Pull out every line of the material below that contains the string "viewport", and copy each line in full.

**Records:**
----------------------------------------

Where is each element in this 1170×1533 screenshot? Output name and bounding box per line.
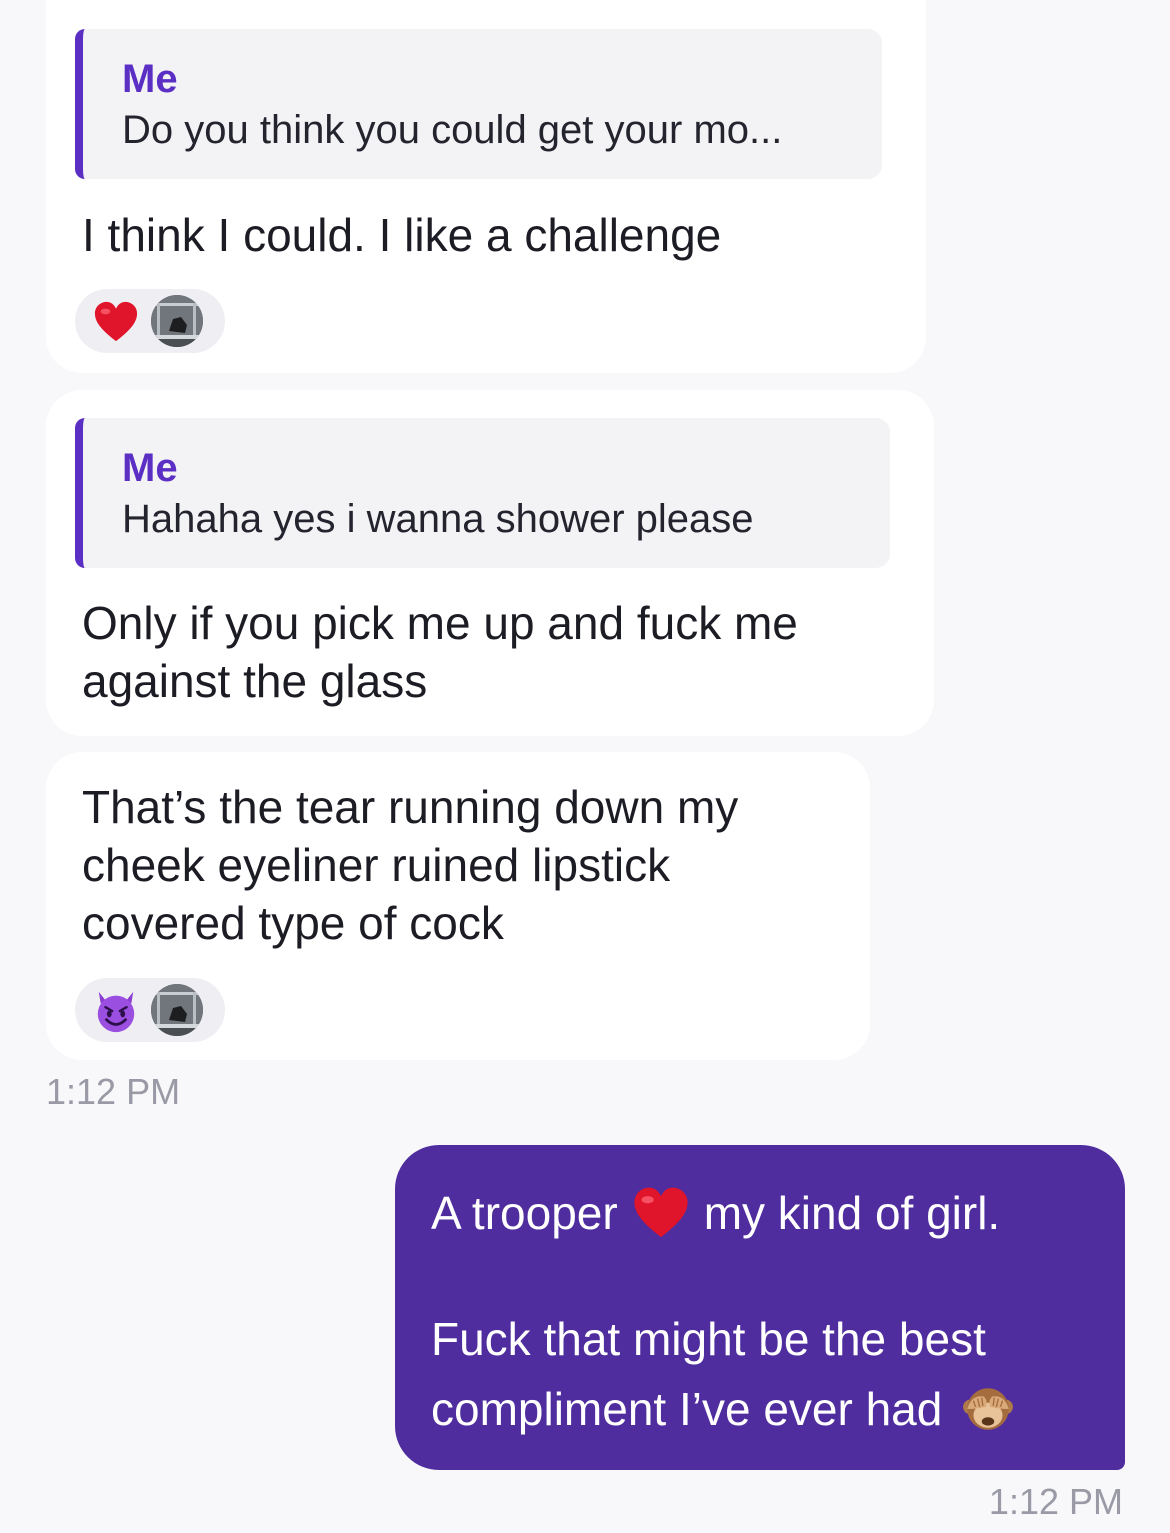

----------------------------------------

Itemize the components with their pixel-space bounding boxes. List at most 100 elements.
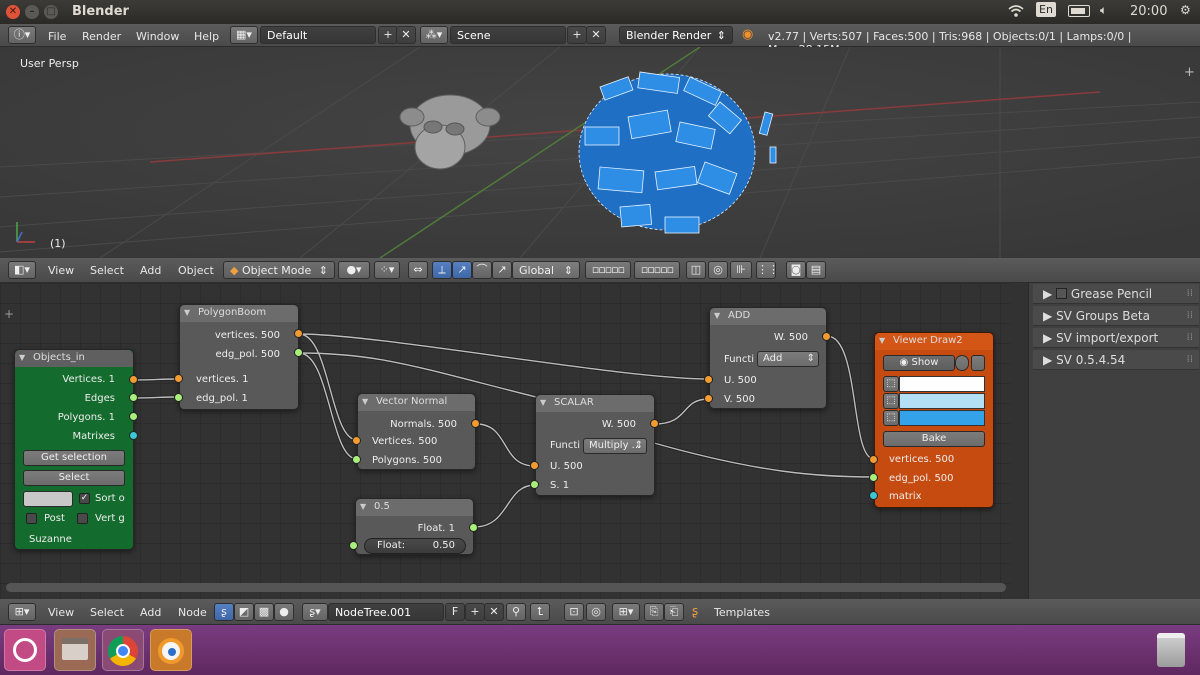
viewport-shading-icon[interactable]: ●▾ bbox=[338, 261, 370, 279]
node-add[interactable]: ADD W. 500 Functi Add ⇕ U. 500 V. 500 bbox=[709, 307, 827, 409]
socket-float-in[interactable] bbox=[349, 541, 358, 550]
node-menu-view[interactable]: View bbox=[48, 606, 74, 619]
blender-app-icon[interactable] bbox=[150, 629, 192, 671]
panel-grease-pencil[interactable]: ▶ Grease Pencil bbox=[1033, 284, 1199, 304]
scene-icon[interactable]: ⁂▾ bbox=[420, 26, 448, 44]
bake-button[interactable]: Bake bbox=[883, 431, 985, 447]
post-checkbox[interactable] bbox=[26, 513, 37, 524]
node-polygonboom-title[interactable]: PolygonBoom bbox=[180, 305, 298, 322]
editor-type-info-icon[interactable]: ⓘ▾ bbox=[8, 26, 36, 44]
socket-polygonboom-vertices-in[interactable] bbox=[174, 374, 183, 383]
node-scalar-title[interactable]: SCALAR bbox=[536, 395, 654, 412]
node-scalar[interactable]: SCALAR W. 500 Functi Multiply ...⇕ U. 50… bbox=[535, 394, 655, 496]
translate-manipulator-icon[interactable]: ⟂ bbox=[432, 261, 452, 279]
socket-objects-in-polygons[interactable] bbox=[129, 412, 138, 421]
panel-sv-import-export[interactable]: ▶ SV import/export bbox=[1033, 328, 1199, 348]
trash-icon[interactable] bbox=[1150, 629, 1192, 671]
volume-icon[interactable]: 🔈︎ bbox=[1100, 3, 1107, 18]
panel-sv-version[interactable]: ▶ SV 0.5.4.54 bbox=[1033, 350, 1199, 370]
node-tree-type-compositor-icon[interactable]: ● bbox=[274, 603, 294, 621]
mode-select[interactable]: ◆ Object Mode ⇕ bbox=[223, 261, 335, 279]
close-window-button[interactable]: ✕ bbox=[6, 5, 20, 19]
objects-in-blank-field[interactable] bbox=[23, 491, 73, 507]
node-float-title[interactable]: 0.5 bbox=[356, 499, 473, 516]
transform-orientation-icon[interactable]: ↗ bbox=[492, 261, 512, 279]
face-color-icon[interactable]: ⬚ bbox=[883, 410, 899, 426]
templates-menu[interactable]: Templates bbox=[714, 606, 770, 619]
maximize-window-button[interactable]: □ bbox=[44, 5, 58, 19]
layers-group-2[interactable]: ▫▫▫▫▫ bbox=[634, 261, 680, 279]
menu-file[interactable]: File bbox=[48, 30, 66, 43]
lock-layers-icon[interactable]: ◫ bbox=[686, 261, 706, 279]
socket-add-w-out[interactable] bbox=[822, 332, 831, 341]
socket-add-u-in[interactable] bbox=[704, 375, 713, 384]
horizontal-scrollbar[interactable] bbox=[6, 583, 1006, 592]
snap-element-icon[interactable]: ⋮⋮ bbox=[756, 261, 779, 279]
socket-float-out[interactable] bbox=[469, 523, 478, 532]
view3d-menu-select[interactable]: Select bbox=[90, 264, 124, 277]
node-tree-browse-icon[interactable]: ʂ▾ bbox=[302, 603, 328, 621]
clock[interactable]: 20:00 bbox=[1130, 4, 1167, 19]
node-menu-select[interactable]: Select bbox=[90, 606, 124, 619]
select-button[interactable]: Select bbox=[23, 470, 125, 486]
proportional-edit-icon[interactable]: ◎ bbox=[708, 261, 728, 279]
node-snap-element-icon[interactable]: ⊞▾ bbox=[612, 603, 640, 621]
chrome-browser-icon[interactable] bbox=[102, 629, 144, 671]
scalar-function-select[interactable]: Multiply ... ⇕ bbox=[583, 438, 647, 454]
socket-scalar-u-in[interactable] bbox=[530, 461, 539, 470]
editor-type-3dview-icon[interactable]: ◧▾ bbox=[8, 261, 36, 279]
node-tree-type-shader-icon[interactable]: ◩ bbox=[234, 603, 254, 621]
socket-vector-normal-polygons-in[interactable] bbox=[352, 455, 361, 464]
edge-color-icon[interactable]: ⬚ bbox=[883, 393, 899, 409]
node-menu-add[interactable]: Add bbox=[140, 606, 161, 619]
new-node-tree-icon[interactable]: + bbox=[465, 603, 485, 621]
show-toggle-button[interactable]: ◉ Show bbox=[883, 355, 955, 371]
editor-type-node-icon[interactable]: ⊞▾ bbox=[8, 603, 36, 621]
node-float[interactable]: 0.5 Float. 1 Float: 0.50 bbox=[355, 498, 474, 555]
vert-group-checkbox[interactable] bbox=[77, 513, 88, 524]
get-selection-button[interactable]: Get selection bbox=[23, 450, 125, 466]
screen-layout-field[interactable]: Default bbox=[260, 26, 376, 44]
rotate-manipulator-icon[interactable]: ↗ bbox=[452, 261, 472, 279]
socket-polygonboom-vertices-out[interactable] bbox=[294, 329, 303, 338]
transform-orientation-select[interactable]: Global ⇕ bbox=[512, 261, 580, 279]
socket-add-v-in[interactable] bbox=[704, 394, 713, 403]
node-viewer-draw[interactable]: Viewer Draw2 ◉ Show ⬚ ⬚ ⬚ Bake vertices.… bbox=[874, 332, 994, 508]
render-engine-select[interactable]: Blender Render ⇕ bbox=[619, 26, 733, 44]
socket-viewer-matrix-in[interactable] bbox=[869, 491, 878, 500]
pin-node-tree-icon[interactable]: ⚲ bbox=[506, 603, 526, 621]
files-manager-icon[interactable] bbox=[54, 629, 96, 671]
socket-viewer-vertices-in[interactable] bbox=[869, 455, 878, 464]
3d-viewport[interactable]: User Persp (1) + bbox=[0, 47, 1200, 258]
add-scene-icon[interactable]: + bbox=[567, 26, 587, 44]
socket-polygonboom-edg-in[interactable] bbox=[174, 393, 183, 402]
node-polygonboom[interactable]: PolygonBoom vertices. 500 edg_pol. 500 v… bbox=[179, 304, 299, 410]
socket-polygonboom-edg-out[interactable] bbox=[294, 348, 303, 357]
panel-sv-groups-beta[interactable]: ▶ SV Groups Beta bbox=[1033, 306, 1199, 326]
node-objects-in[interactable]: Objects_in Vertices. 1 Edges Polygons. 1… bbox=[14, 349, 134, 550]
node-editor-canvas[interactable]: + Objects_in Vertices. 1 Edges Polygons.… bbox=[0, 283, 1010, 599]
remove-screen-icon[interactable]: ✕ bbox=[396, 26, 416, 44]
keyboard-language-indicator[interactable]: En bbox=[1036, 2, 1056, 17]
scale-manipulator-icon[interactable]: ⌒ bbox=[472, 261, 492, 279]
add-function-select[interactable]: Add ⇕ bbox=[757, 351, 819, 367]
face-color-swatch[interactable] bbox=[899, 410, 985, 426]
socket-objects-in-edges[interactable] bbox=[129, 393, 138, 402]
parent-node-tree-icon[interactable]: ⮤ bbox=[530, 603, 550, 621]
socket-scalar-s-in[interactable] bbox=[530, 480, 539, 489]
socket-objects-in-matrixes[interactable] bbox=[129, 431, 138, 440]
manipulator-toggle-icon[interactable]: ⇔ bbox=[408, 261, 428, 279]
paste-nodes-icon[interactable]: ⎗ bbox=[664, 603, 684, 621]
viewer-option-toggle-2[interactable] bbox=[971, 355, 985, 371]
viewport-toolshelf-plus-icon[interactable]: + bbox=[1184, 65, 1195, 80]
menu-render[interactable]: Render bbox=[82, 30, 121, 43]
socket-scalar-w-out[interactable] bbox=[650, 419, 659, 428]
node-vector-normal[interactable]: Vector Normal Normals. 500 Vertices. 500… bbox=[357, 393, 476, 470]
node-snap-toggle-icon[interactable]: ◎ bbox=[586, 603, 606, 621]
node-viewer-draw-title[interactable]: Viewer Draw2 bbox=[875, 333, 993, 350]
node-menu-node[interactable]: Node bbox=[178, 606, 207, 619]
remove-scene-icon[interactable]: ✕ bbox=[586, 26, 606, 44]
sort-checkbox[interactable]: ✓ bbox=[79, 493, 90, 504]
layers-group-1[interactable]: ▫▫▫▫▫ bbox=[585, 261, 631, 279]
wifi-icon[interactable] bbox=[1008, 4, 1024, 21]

----------------------------------------

**Response to the task:**
viewport-shading-icon[interactable]: ●▾ bbox=[338, 261, 370, 279]
3d-viewport[interactable]: User Persp (1) + bbox=[0, 47, 1200, 258]
viewport-toolshelf-plus-icon[interactable]: + bbox=[1184, 65, 1195, 80]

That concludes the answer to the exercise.